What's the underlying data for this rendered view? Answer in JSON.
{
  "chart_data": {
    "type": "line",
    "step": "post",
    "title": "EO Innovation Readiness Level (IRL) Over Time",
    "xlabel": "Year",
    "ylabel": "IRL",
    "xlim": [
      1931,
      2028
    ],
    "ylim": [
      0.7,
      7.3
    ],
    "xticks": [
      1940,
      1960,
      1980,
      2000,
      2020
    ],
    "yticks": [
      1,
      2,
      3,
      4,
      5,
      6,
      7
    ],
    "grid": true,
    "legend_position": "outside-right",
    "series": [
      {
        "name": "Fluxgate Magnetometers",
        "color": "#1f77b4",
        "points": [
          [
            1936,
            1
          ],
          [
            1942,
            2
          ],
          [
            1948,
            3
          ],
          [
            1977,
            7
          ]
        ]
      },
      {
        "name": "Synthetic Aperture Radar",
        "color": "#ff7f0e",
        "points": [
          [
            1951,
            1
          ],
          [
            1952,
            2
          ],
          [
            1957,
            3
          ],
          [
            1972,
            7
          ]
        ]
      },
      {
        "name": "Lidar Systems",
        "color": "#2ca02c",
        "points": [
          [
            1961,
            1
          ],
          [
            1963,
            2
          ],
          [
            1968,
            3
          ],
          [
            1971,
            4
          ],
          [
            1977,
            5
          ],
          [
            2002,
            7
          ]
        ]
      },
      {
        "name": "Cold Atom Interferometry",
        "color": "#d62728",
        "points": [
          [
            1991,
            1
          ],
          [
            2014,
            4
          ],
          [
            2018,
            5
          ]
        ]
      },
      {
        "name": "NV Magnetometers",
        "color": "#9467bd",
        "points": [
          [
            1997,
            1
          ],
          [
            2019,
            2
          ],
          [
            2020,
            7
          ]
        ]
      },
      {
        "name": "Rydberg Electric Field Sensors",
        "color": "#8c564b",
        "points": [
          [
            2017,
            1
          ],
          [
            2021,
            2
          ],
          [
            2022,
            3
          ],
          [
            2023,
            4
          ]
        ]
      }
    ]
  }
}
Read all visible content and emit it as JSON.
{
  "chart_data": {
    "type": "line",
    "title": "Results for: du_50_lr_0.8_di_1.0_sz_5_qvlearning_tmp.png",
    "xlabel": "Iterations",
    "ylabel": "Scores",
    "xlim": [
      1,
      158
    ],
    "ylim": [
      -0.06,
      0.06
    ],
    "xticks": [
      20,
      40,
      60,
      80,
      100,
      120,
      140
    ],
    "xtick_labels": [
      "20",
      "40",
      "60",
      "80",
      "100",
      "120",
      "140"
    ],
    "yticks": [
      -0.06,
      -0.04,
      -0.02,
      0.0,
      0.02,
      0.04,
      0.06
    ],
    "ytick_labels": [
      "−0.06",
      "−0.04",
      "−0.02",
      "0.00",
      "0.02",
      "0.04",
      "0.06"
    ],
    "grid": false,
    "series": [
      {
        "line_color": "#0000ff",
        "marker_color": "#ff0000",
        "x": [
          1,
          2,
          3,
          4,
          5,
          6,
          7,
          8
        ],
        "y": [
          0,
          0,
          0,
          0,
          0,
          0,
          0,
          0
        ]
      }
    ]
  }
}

■ ■ ■ ■

STATED PROBLEM:
Produce an exact copy of all the records.

FINISHED ANSWER:
What's the underlying data for this rendered view? Answer in JSON.
{
  "chart_data": {
    "type": "line",
    "step": "post",
    "title": "EO Innovation Readiness Level (IRL) Over Time",
    "xlabel": "Year",
    "ylabel": "IRL",
    "xlim": [
      1931,
      2028
    ],
    "ylim": [
      0.7,
      7.3
    ],
    "xticks": [
      1940,
      1960,
      1980,
      2000,
      2020
    ],
    "yticks": [
      1,
      2,
      3,
      4,
      5,
      6,
      7
    ],
    "grid": true,
    "legend_position": "outside-right",
    "series": [
      {
        "name": "Fluxgate Magnetometers",
        "color": "#1f77b4",
        "points": [
          [
            1936,
            1
          ],
          [
            1942,
            2
          ],
          [
            1948,
            3
          ],
          [
            1977,
            7
          ]
        ]
      },
      {
        "name": "Synthetic Aperture Radar",
        "color": "#ff7f0e",
        "points": [
          [
            1951,
            1
          ],
          [
            1952,
            2
          ],
          [
            1957,
            3
          ],
          [
            1972,
            7
          ]
        ]
      },
      {
        "name": "Lidar Systems",
        "color": "#2ca02c",
        "points": [
          [
            1961,
            1
          ],
          [
            1963,
            2
          ],
          [
            1968,
            3
          ],
          [
            1971,
            4
          ],
          [
            1977,
            5
          ],
          [
            2002,
            7
          ]
        ]
      },
      {
        "name": "Cold Atom Interferometry",
        "color": "#d62728",
        "points": [
          [
            1991,
            1
          ],
          [
            2014,
            4
          ],
          [
            2018,
            5
          ]
        ]
      },
      {
        "name": "NV Magnetometers",
        "color": "#9467bd",
        "points": [
          [
            1997,
            1
          ],
          [
            2019,
            2
          ],
          [
            2020,
            7
          ]
        ]
      },
      {
        "name": "Rydberg Electric Field Sensors",
        "color": "#8c564b",
        "points": [
          [
            2017,
            1
          ],
          [
            2021,
            2
          ],
          [
            2022,
            3
          ],
          [
            2023,
            4
          ]
        ]
      }
    ]
  }
}
Read all visible content and emit it as JSON.
{
  "chart_data": {
    "type": "line",
    "title": "Results for: du_50_lr_0.8_di_1.0_sz_5_qvlearning_tmp.png",
    "xlabel": "Iterations",
    "ylabel": "Scores",
    "xlim": [
      1,
      158
    ],
    "ylim": [
      -0.06,
      0.06
    ],
    "xticks": [
      20,
      40,
      60,
      80,
      100,
      120,
      140
    ],
    "xtick_labels": [
      "20",
      "40",
      "60",
      "80",
      "100",
      "120",
      "140"
    ],
    "yticks": [
      -0.06,
      -0.04,
      -0.02,
      0.0,
      0.02,
      0.04,
      0.06
    ],
    "ytick_labels": [
      "−0.06",
      "−0.04",
      "−0.02",
      "0.00",
      "0.02",
      "0.04",
      "0.06"
    ],
    "grid": false,
    "series": [
      {
        "line_color": "#0000ff",
        "marker_color": "#ff0000",
        "x": [
          1,
          2,
          3,
          4,
          5,
          6,
          7,
          8
        ],
        "y": [
          0,
          0,
          0,
          0,
          0,
          0,
          0,
          0
        ]
      }
    ]
  }
}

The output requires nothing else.